■ **What is asked**
Copy all lines below containing "this".

— start —

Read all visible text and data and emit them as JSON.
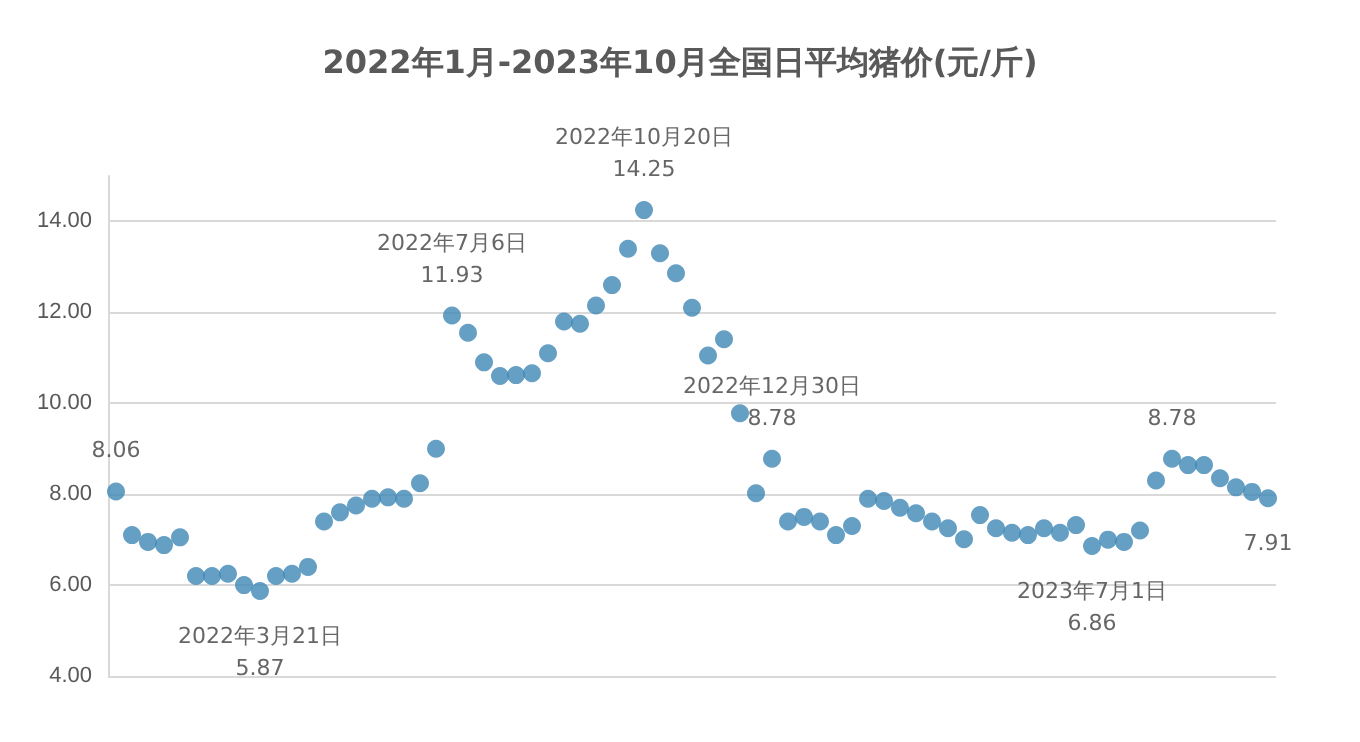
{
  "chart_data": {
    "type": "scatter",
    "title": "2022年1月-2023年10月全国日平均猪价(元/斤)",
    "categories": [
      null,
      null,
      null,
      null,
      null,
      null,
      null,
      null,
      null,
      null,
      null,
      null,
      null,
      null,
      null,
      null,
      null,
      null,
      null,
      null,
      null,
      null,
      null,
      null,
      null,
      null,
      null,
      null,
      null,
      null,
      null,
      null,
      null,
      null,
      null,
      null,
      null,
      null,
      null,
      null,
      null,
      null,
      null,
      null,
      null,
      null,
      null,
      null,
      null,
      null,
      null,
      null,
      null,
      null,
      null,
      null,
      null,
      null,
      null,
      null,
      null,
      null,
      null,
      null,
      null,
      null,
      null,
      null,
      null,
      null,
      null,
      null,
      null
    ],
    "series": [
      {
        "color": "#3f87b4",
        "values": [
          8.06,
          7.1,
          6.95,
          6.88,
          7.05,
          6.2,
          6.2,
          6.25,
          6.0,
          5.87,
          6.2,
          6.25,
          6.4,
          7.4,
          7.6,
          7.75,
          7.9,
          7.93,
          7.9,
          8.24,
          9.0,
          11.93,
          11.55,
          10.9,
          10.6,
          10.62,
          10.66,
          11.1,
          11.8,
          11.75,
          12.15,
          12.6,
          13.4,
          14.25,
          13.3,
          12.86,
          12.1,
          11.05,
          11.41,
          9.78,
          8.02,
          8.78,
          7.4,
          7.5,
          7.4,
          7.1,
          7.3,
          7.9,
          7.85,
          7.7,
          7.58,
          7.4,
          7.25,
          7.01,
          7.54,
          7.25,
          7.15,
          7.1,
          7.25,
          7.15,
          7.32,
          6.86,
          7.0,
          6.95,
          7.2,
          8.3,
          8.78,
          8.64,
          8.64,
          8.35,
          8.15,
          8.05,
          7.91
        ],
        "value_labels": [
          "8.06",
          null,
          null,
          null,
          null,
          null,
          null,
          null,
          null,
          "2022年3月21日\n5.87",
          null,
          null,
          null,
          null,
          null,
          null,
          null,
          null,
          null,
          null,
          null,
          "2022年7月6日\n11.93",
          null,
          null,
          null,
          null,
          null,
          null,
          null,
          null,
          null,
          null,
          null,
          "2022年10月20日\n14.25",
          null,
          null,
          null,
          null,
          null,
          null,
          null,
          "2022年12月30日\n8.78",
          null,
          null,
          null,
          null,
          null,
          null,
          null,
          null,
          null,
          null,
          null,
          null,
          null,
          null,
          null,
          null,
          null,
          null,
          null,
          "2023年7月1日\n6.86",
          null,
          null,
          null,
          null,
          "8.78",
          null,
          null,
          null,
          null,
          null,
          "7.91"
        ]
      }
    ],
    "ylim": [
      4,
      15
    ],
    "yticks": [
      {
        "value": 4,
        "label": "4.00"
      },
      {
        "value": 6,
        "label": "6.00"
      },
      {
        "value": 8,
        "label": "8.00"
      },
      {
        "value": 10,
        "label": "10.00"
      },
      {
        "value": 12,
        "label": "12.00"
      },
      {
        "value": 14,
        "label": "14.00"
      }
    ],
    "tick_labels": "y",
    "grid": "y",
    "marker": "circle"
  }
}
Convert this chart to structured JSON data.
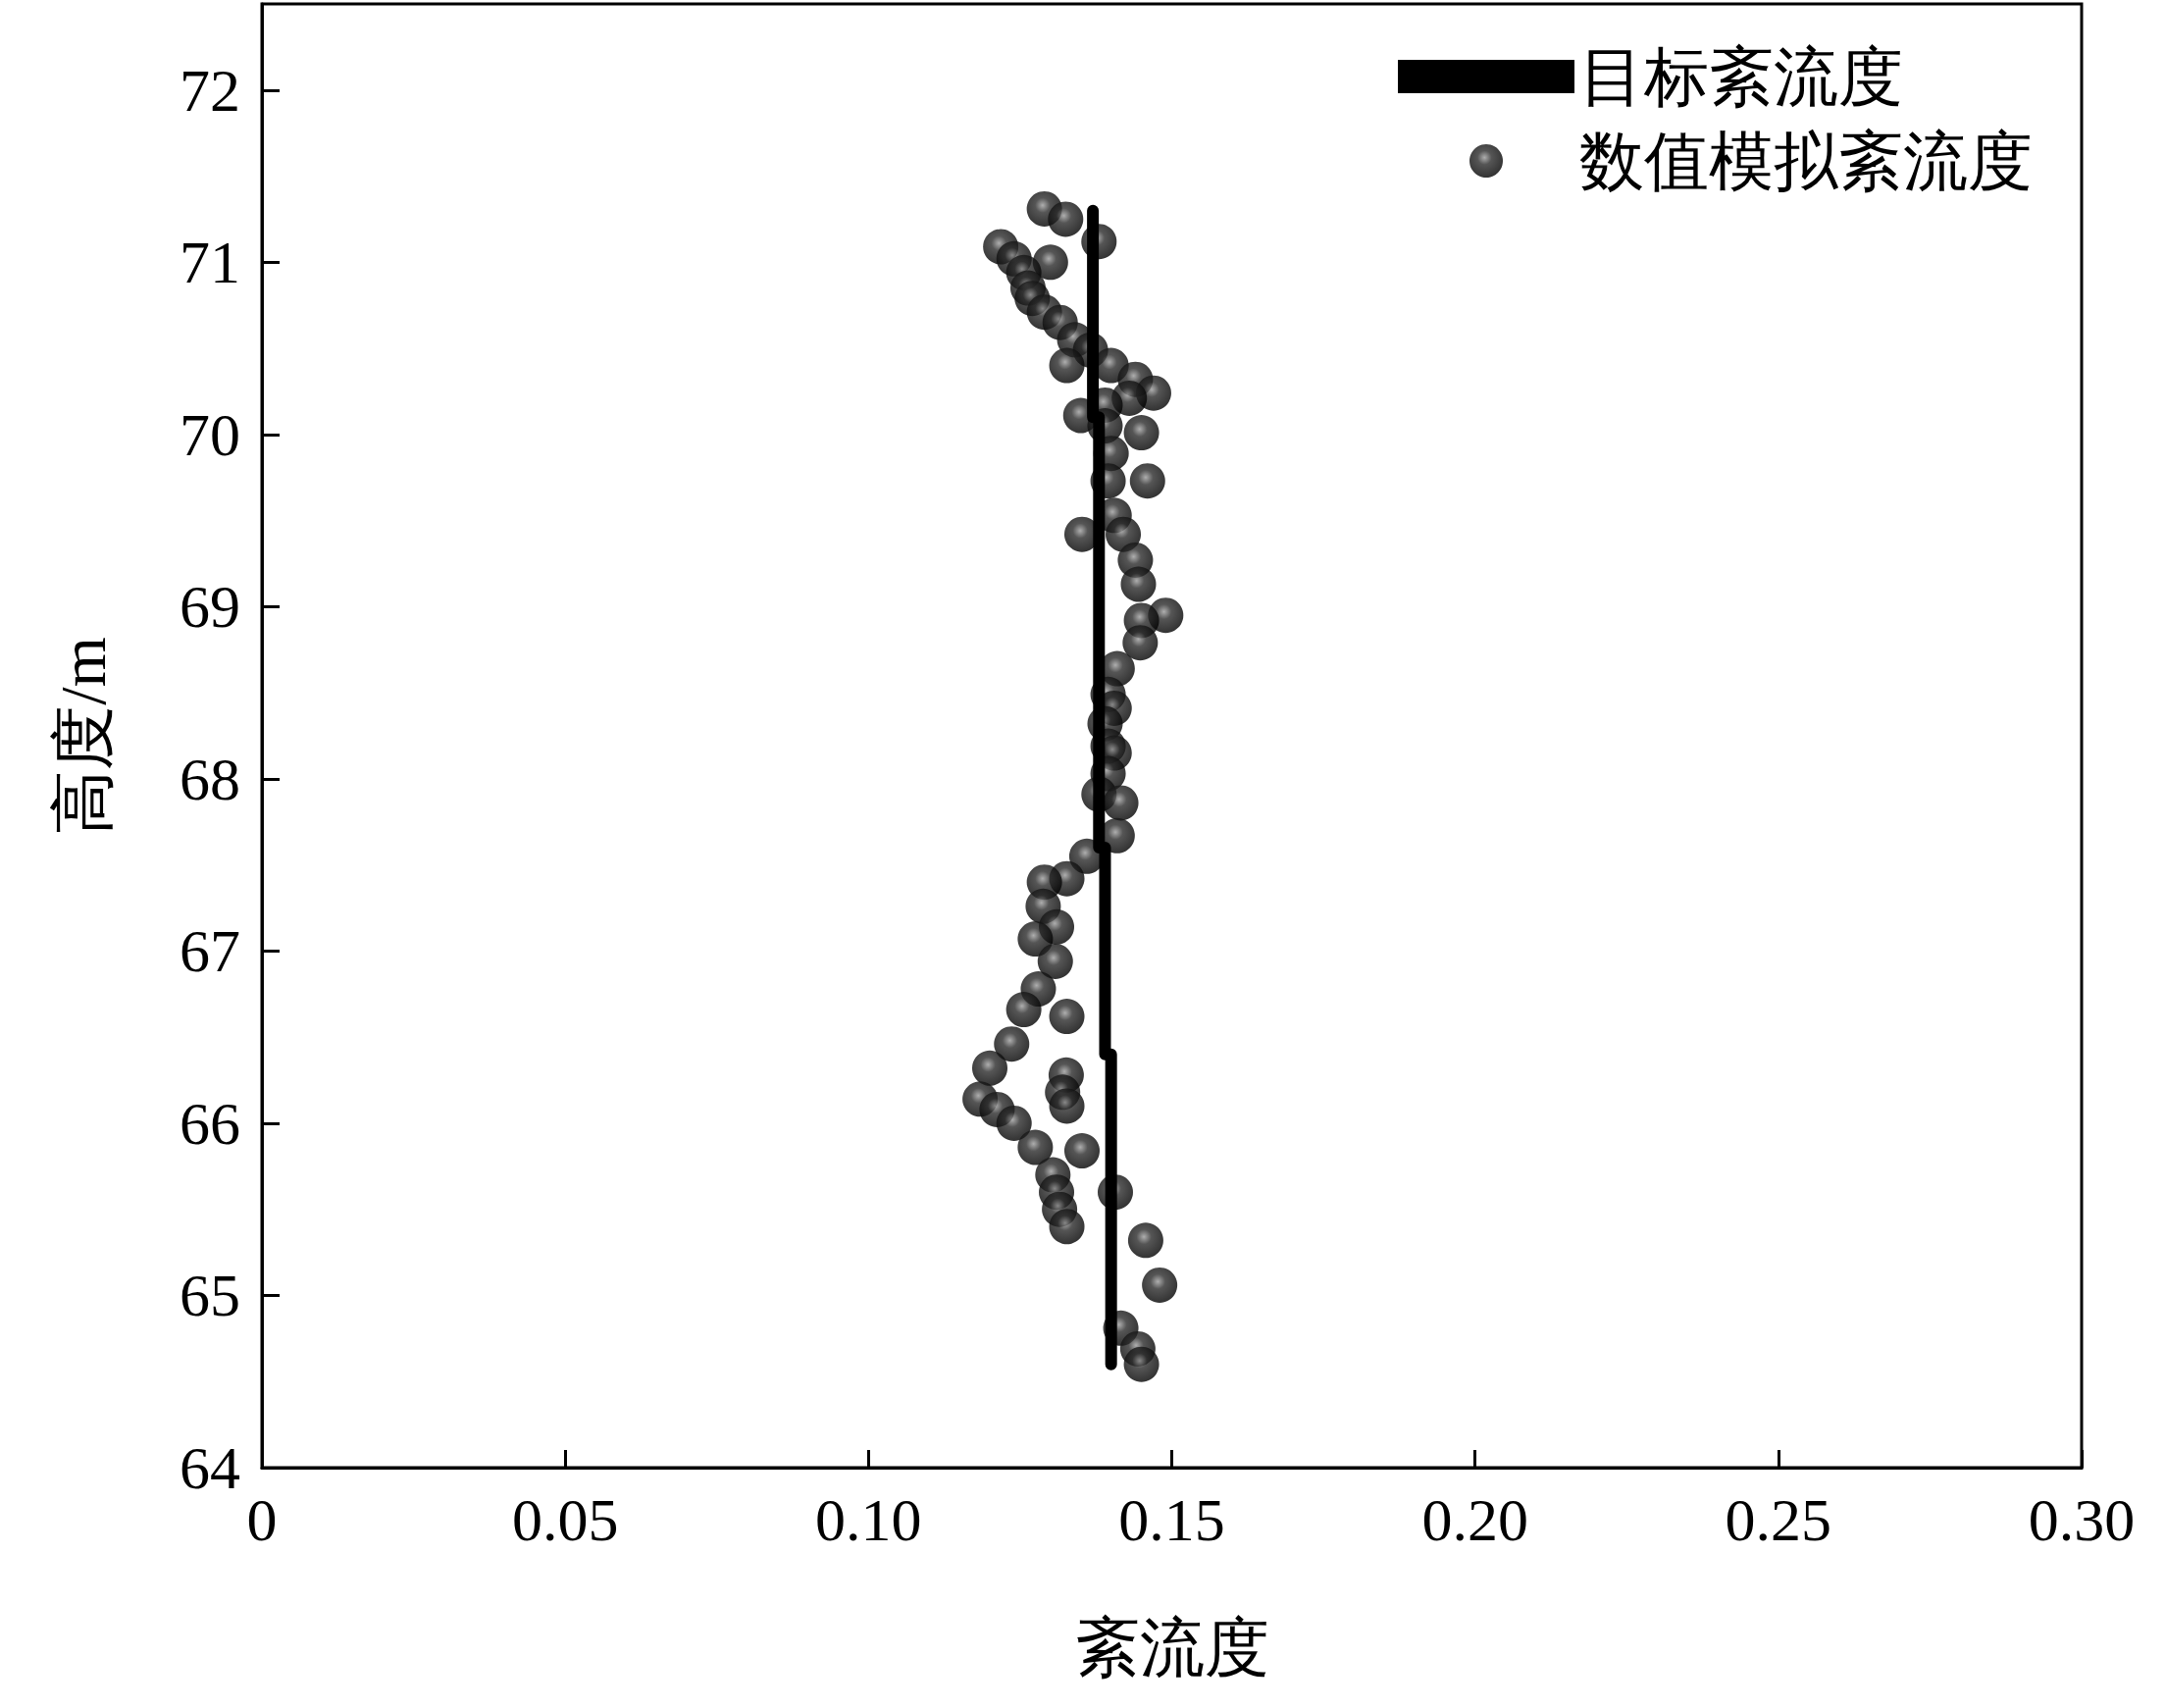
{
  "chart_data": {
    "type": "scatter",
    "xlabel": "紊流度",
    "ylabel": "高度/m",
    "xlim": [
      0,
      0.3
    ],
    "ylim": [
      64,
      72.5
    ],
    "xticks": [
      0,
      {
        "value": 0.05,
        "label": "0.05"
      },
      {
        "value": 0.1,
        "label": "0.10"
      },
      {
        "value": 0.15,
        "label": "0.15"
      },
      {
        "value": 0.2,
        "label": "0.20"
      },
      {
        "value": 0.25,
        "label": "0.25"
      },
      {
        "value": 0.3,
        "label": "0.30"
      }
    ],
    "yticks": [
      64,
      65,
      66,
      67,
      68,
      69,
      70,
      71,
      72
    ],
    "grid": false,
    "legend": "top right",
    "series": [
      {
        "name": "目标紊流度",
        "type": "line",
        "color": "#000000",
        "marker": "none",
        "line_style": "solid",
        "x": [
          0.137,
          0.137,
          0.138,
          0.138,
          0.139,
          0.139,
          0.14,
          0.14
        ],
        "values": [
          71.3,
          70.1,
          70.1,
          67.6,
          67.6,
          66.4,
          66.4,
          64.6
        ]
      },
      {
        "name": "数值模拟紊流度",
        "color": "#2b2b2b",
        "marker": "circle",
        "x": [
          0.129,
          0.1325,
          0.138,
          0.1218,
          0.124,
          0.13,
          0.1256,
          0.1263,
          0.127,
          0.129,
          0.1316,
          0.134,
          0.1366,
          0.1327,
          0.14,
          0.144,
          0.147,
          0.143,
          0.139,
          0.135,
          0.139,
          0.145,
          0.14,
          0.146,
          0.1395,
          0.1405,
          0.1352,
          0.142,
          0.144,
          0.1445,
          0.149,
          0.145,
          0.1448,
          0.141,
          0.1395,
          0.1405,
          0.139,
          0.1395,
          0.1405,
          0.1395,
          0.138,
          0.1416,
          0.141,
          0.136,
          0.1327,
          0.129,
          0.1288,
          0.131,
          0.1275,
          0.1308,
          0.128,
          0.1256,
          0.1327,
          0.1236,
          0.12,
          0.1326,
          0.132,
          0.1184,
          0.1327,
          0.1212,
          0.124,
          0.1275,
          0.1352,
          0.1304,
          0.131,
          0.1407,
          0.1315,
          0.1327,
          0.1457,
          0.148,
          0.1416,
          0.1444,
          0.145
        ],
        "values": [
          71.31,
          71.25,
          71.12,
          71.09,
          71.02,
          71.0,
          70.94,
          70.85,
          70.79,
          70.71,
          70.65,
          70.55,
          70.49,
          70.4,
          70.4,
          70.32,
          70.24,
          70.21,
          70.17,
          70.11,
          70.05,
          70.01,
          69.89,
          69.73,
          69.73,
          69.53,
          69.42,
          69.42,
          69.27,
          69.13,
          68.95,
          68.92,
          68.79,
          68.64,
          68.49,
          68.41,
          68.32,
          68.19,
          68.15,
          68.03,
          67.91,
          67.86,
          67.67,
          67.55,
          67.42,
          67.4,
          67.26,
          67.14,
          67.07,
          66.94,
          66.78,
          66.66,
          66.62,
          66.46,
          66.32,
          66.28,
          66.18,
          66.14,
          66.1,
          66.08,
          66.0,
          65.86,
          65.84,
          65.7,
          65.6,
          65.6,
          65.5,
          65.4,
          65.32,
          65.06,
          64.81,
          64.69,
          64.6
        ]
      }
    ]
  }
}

— end —
— start —

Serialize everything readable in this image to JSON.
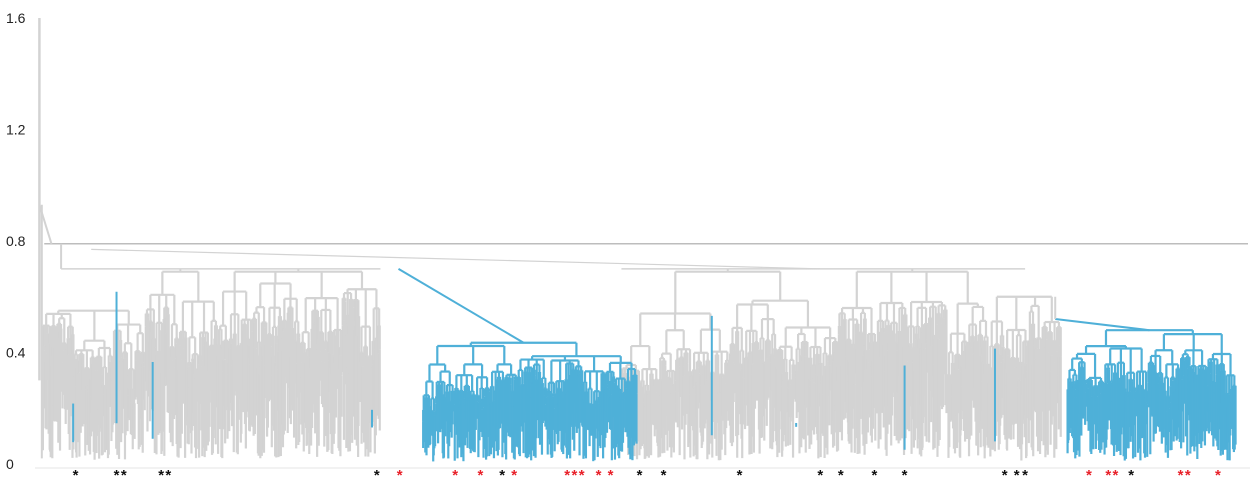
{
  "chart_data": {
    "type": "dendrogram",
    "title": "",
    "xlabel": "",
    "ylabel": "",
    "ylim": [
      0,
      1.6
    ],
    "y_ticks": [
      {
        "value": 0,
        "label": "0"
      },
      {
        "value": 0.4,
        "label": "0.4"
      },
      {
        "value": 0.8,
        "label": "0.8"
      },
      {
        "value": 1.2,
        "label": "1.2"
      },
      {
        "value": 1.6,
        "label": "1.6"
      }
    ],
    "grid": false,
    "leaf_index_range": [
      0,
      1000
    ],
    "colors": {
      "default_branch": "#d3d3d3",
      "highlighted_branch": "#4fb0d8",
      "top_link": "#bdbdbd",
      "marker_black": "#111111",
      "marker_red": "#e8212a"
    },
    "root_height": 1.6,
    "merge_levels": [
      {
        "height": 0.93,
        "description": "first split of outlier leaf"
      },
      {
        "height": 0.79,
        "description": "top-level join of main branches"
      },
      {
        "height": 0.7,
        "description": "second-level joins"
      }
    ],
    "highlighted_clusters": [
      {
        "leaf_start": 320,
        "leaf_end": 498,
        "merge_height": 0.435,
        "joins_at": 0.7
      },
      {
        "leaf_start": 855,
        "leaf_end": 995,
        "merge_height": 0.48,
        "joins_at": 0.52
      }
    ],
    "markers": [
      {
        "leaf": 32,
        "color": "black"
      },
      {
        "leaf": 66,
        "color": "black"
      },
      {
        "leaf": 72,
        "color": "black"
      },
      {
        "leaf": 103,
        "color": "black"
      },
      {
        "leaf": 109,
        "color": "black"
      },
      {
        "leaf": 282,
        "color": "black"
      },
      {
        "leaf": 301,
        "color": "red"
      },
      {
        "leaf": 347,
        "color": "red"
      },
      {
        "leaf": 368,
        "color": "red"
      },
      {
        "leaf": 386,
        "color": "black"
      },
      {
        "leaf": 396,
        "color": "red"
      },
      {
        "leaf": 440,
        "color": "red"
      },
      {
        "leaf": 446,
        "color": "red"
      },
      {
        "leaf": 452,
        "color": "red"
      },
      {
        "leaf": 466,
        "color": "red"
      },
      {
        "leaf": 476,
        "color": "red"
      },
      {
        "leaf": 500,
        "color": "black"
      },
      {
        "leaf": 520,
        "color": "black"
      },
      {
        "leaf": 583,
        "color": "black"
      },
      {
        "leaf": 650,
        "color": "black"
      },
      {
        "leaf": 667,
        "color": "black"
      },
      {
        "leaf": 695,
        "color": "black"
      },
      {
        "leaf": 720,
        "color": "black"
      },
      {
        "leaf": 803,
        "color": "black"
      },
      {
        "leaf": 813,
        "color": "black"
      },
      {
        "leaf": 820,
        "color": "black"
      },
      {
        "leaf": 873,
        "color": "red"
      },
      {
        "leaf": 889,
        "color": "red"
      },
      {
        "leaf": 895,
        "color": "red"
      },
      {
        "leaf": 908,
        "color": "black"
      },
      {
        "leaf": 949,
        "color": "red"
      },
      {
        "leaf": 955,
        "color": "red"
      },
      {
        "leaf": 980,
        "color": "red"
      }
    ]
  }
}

— end —

■ **Answer for the task**
Convert this chart to structured JSON data.
Serialize everything readable in this image to JSON.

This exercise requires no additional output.